*STORED RECORDS:*
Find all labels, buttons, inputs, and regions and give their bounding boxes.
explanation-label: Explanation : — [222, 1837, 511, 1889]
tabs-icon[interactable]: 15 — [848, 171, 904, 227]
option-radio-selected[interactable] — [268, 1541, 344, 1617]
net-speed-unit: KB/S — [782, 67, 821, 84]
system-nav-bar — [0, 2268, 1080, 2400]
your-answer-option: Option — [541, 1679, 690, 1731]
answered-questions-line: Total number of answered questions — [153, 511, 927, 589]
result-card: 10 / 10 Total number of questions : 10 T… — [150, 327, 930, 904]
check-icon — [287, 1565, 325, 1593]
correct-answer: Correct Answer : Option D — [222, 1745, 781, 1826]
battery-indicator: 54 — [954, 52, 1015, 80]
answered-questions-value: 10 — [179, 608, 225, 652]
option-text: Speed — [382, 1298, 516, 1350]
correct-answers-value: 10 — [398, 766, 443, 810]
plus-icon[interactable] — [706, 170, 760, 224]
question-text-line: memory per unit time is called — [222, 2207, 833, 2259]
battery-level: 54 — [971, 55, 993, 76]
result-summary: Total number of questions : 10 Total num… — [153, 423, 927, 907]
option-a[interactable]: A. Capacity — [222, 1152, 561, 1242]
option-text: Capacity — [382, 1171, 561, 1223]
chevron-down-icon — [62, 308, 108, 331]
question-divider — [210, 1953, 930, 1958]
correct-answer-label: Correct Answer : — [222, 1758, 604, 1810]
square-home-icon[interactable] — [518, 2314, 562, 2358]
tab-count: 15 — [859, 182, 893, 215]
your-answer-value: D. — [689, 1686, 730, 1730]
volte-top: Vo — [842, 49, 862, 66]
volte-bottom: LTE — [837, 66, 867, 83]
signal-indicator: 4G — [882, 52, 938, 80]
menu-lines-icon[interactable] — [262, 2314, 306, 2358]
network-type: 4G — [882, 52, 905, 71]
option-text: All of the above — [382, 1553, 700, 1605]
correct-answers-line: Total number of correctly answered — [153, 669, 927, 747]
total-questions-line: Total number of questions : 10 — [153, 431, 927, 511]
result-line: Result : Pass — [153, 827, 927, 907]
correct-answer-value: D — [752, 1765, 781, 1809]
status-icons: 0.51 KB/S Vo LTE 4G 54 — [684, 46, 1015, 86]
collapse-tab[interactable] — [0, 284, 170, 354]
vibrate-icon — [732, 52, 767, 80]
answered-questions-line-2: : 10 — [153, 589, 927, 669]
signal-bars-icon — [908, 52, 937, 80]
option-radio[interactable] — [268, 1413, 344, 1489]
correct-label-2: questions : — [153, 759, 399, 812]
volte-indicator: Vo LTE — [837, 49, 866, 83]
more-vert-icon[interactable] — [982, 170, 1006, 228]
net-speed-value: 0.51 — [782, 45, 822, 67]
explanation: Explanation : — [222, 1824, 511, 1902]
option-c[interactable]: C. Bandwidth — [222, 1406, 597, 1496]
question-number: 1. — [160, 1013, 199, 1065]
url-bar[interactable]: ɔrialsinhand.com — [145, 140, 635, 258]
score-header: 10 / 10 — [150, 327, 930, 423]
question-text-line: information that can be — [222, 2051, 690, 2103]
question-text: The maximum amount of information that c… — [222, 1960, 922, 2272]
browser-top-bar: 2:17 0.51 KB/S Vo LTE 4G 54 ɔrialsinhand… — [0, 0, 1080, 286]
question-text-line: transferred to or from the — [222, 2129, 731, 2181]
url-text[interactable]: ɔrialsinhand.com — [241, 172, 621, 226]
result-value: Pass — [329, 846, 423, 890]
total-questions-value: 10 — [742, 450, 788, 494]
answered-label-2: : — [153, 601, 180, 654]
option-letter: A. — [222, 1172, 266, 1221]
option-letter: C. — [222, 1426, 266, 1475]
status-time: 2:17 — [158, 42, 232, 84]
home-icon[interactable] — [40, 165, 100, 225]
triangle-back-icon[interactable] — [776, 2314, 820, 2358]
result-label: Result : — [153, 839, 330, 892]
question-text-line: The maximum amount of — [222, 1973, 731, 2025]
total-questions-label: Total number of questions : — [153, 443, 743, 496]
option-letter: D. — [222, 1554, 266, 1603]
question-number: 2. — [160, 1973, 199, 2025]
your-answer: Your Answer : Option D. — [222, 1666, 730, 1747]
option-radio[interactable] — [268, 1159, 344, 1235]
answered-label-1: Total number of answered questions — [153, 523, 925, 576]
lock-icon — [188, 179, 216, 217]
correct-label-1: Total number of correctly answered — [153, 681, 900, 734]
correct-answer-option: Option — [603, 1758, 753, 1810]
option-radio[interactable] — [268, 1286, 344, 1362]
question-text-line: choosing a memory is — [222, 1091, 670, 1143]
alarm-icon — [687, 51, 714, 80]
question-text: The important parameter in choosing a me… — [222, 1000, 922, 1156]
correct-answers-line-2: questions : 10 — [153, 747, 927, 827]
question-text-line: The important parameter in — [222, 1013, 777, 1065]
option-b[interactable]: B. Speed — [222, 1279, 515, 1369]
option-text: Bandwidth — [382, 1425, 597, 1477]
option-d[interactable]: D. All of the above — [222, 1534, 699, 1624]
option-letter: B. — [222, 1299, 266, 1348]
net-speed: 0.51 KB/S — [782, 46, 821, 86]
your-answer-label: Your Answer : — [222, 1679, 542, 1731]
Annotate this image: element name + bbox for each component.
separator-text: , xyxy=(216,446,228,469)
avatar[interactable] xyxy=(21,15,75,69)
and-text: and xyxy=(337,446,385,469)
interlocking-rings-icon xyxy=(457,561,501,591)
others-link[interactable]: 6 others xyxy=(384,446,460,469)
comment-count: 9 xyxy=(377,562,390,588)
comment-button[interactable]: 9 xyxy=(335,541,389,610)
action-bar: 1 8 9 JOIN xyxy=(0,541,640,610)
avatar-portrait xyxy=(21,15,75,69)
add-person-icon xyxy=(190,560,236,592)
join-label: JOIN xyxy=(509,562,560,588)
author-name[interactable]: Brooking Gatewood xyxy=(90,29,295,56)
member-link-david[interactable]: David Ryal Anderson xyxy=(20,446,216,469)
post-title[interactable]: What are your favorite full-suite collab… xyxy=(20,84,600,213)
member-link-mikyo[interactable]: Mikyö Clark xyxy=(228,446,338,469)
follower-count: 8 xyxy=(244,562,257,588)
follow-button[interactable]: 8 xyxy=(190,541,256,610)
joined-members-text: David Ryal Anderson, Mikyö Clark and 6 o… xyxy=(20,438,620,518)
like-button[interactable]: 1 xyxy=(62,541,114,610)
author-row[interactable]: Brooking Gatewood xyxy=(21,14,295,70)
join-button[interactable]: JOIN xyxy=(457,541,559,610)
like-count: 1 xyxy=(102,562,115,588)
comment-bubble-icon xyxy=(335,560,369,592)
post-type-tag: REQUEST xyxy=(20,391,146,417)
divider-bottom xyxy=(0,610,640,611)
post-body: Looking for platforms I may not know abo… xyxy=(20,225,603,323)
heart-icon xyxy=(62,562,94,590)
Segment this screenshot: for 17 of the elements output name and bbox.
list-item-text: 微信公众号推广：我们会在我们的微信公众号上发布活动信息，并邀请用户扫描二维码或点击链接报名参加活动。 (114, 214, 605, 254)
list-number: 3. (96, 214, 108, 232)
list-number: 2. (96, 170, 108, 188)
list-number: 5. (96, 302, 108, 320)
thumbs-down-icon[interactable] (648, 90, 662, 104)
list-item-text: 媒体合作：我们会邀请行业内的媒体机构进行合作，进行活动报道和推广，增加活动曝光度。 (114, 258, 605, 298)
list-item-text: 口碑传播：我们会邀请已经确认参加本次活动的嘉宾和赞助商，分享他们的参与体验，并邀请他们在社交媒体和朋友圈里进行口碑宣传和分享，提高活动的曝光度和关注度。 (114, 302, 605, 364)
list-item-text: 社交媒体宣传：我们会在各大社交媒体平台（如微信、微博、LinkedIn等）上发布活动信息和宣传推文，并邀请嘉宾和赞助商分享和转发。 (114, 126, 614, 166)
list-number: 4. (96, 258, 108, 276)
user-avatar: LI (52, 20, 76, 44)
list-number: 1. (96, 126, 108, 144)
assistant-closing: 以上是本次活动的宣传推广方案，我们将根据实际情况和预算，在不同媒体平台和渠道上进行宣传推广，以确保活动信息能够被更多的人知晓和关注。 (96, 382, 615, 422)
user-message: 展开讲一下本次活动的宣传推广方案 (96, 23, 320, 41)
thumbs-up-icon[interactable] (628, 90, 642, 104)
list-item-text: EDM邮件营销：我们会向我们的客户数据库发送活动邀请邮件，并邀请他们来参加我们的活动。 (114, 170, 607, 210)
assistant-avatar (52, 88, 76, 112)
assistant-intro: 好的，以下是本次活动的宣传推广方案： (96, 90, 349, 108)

*WHAT YOU NEED TO DO:*
Turn the records into a numbered list, going from the start of the records through the line that contains "net-speed-unit: KB/S — [782, 67, 821, 84]", with blank lines left out.

*THE ANSWER:*
1. Find all labels, buttons, inputs, and regions and give their bounding boxes.
2. explanation-label: Explanation : — [222, 1837, 511, 1889]
3. tabs-icon[interactable]: 15 — [848, 171, 904, 227]
4. option-radio-selected[interactable] — [268, 1541, 344, 1617]
5. net-speed-unit: KB/S — [782, 67, 821, 84]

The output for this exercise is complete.